STATED EXERCISE –
Copy out every line of the records where the string "JSON" occurs.

# START OF DATASET ENTRIES

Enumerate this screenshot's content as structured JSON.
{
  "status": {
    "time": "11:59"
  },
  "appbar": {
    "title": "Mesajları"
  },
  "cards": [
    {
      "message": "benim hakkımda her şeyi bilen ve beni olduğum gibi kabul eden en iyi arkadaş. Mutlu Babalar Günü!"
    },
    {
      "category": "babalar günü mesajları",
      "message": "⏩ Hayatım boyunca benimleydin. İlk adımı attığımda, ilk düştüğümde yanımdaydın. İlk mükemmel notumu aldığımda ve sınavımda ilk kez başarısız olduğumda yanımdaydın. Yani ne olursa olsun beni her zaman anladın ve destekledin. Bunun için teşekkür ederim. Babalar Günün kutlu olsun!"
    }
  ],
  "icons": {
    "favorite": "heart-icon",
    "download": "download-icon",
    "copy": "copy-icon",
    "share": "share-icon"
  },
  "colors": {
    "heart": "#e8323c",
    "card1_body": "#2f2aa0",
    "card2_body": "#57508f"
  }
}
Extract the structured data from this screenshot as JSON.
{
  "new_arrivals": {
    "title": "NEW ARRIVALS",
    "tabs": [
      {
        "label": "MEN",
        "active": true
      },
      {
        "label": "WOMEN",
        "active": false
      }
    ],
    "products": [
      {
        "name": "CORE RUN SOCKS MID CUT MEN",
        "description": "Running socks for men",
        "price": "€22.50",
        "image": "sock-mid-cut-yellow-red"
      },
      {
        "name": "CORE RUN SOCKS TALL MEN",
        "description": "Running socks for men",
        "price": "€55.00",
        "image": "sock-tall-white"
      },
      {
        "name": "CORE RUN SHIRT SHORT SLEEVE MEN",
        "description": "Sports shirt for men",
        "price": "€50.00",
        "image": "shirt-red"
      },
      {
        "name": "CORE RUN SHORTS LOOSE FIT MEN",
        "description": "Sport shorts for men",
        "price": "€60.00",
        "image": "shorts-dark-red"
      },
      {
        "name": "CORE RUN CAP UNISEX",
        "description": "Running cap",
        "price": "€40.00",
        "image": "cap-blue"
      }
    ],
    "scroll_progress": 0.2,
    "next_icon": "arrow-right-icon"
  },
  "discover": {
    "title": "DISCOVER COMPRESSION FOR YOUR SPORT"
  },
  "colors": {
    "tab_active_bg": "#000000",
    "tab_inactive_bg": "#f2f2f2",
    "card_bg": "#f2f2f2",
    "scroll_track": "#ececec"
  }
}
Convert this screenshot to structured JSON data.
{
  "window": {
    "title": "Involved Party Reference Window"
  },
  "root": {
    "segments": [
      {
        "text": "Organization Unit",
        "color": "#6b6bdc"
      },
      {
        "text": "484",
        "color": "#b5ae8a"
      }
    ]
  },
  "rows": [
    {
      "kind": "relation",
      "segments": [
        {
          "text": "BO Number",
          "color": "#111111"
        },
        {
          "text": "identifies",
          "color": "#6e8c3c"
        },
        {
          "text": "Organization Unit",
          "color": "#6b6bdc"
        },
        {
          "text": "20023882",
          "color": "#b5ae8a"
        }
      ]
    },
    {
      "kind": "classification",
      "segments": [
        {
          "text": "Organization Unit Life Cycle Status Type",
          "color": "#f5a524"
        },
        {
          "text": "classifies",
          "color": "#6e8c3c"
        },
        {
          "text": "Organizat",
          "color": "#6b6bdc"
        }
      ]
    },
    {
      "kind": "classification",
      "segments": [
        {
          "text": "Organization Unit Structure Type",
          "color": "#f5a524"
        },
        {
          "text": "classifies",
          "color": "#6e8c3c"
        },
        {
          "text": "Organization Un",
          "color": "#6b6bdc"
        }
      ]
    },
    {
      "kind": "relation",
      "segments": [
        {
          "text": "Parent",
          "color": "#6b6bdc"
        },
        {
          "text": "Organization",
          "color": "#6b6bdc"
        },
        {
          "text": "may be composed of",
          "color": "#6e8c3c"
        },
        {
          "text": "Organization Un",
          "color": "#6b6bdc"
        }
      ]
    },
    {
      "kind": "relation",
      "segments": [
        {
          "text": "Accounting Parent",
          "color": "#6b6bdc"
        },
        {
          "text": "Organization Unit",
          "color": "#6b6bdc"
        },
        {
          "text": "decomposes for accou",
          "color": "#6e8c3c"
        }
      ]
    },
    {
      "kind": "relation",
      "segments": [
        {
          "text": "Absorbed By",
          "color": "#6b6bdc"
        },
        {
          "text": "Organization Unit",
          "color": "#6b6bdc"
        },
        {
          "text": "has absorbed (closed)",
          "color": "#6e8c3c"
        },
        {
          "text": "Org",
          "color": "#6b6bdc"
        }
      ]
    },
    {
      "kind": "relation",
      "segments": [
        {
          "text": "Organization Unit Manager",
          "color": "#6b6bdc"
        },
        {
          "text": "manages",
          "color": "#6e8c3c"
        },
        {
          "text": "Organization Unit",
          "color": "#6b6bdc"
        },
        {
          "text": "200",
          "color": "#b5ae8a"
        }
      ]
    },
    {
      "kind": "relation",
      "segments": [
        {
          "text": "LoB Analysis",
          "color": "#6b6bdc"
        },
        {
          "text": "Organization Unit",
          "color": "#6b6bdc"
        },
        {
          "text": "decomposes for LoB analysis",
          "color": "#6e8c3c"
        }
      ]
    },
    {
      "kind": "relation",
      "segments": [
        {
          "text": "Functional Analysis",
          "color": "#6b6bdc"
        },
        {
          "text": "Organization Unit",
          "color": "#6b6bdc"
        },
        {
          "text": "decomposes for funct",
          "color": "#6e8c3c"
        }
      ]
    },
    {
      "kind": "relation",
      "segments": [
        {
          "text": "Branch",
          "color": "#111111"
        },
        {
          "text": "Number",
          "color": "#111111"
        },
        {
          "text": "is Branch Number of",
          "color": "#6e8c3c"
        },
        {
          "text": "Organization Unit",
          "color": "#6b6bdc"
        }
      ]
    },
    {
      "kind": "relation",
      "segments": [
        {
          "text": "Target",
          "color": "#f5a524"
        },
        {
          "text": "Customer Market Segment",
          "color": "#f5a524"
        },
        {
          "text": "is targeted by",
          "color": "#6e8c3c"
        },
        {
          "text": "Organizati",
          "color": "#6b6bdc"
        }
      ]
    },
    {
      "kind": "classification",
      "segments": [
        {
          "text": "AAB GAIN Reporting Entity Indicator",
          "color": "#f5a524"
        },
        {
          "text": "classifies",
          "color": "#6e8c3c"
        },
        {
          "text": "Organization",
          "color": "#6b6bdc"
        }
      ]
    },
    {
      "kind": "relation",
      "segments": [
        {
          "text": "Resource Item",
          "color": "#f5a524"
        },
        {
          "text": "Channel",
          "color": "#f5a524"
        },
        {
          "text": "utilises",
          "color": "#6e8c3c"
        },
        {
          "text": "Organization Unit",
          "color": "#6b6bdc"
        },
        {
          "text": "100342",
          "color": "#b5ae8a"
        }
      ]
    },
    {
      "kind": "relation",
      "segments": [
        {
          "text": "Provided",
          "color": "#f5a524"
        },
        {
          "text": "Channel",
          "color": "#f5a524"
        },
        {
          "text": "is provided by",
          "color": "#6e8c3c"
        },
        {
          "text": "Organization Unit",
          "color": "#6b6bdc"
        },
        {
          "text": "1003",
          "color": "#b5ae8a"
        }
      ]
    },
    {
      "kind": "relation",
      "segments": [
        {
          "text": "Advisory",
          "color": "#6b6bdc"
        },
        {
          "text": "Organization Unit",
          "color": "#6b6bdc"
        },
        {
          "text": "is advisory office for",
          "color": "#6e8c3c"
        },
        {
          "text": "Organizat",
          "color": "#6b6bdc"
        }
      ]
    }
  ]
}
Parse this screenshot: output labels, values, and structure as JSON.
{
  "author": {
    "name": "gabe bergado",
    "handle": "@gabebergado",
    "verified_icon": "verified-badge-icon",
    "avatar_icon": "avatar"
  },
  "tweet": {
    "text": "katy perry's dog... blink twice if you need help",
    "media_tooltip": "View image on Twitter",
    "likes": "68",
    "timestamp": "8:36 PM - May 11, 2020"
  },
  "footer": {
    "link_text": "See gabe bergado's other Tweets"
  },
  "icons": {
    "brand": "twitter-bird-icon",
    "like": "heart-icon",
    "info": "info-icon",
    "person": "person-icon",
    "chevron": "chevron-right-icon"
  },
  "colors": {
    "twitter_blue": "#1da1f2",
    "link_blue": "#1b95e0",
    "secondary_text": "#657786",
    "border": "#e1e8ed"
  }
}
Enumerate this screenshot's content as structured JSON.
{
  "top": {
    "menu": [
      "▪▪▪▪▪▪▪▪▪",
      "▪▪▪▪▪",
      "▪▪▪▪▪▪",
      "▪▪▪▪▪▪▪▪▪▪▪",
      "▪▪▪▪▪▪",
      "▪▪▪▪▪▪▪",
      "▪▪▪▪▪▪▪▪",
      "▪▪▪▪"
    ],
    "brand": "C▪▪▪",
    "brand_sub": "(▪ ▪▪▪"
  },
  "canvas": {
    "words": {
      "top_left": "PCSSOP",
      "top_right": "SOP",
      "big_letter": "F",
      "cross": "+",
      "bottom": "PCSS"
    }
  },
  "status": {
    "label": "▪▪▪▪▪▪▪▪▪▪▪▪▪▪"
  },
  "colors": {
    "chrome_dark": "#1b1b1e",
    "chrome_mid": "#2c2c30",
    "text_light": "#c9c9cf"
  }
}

# END OF DATASET ENTRIES

PROBLEM SOLUTION –
Enumerate this screenshot's content as structured JSON.
Extract the structured data from this screenshot as JSON.
Convert this screenshot to structured JSON data.
Parse this screenshot: output labels, values, and structure as JSON.
Enumerate this screenshot's content as structured JSON.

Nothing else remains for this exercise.